■ WHAT IS EXPECTED:
Return the entries below verbatim. Pictures stay out.

··· INFORMATION SUPPLIED ···

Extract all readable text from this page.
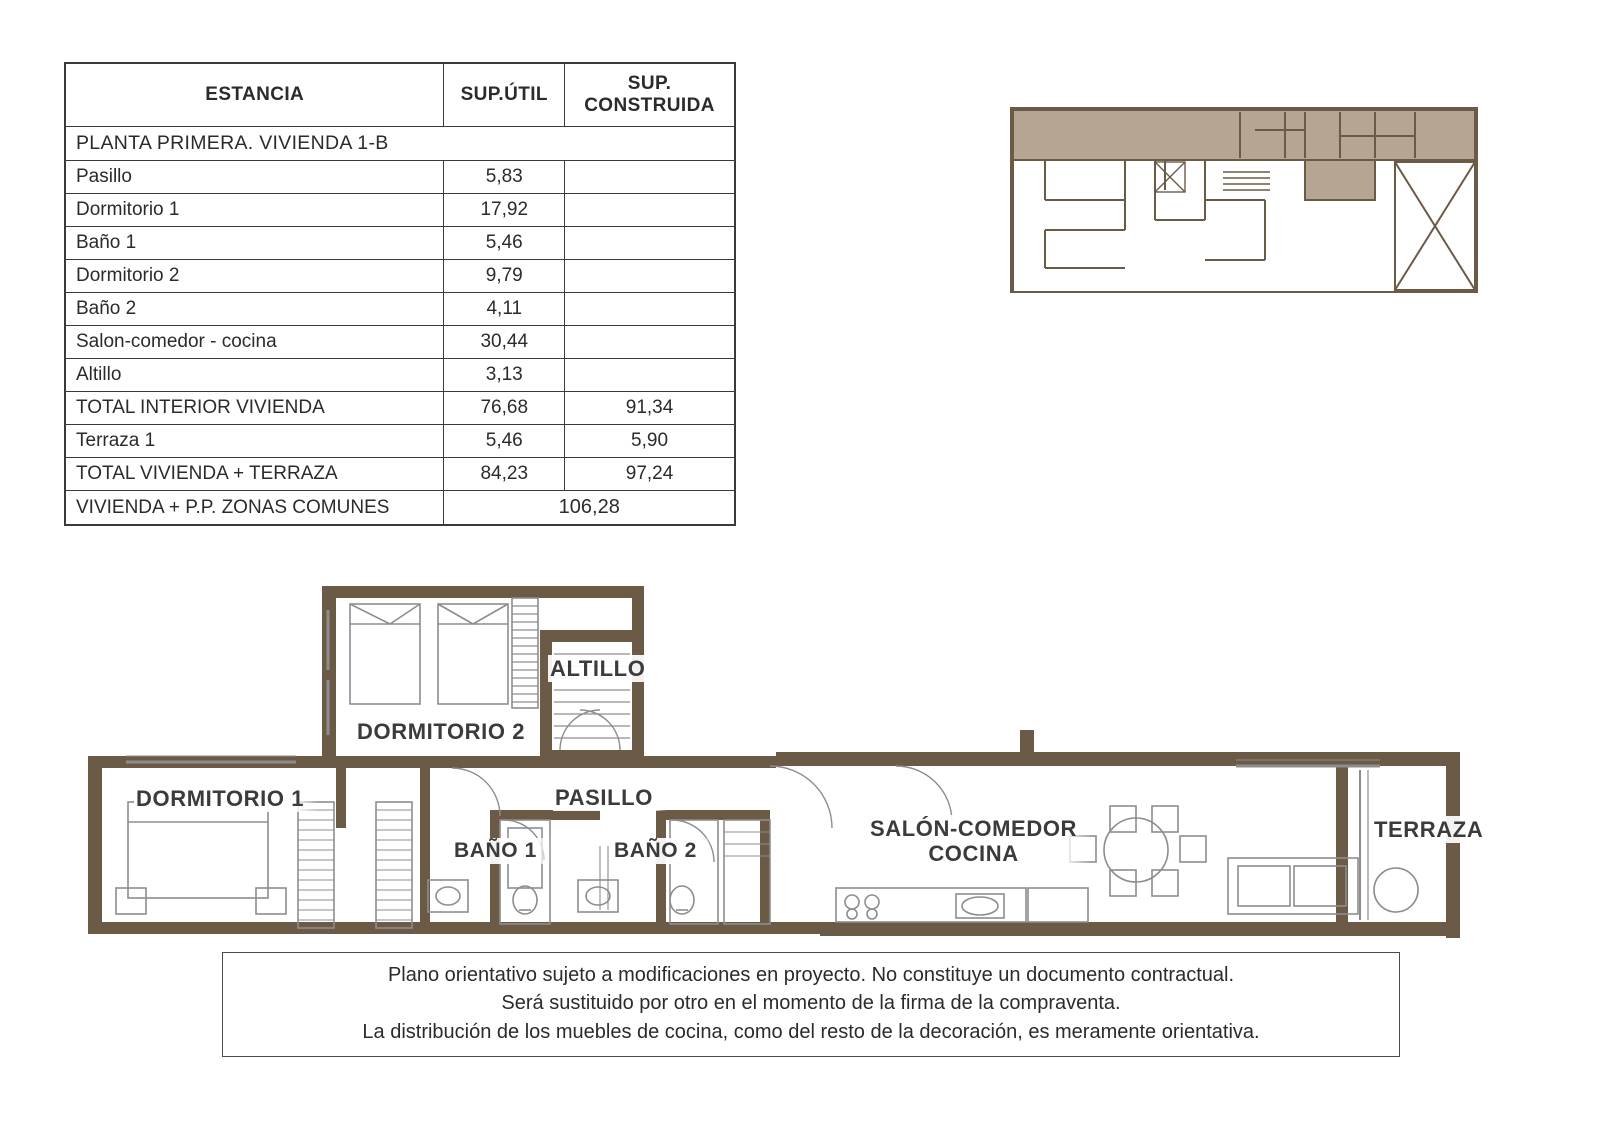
ESTANCIA	SUP.ÚTIL	SUP. CONSTRUIDA
PLANTA PRIMERA. VIVIENDA 1-B		
Pasillo	5,83	
Dormitorio 1	17,92	
Baño 1	5,46	
Dormitorio 2	9,79	
Baño 2	4,11	
Salon-comedor - cocina	30,44	
Altillo	3,13	
TOTAL INTERIOR VIVIENDA	76,68	91,34
Terraza 1	5,46	5,90
TOTAL VIVIENDA + TERRAZA	84,23	97,24
VIVIENDA + P.P. ZONAS COMUNES	106,28	
ALTILLO
DORMITORIO 2
DORMITORIO 1	PASILLO
BAÑO 1	BAÑO 2
SALÓN-COMEDOR
COCINA
TERRAZA

Plano orientativo sujeto a modificaciones en proyecto. No constituye un documento contractual.

Será sustituido por otro en el momento de la firma de la compraventa.

La distribución de los muebles de cocina, como del resto de la decoración, es meramente orientativa.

···

■ COMPLETE RESPONSE:
Extract all readable text from this page.
ESTANCIA	SUP.ÚTIL	SUP. CONSTRUIDA
PLANTA PRIMERA. VIVIENDA 1-B		
Pasillo	5,83	
Dormitorio 1	17,92	
Baño 1	5,46	
Dormitorio 2	9,79	
Baño 2	4,11	
Salon-comedor - cocina	30,44	
Altillo	3,13	
TOTAL INTERIOR VIVIENDA	76,68	91,34
Terraza 1	5,46	5,90
TOTAL VIVIENDA + TERRAZA	84,23	97,24
VIVIENDA + P.P. ZONAS COMUNES	106,28	
ALTILLO
DORMITORIO 2
DORMITORIO 1	PASILLO
BAÑO 1	BAÑO 2
SALÓN-COMEDOR
COCINA
TERRAZA

Plano orientativo sujeto a modificaciones en proyecto. No constituye un documento contractual.

Será sustituido por otro en el momento de la firma de la compraventa.

La distribución de los muebles de cocina, como del resto de la decoración, es meramente orientativa.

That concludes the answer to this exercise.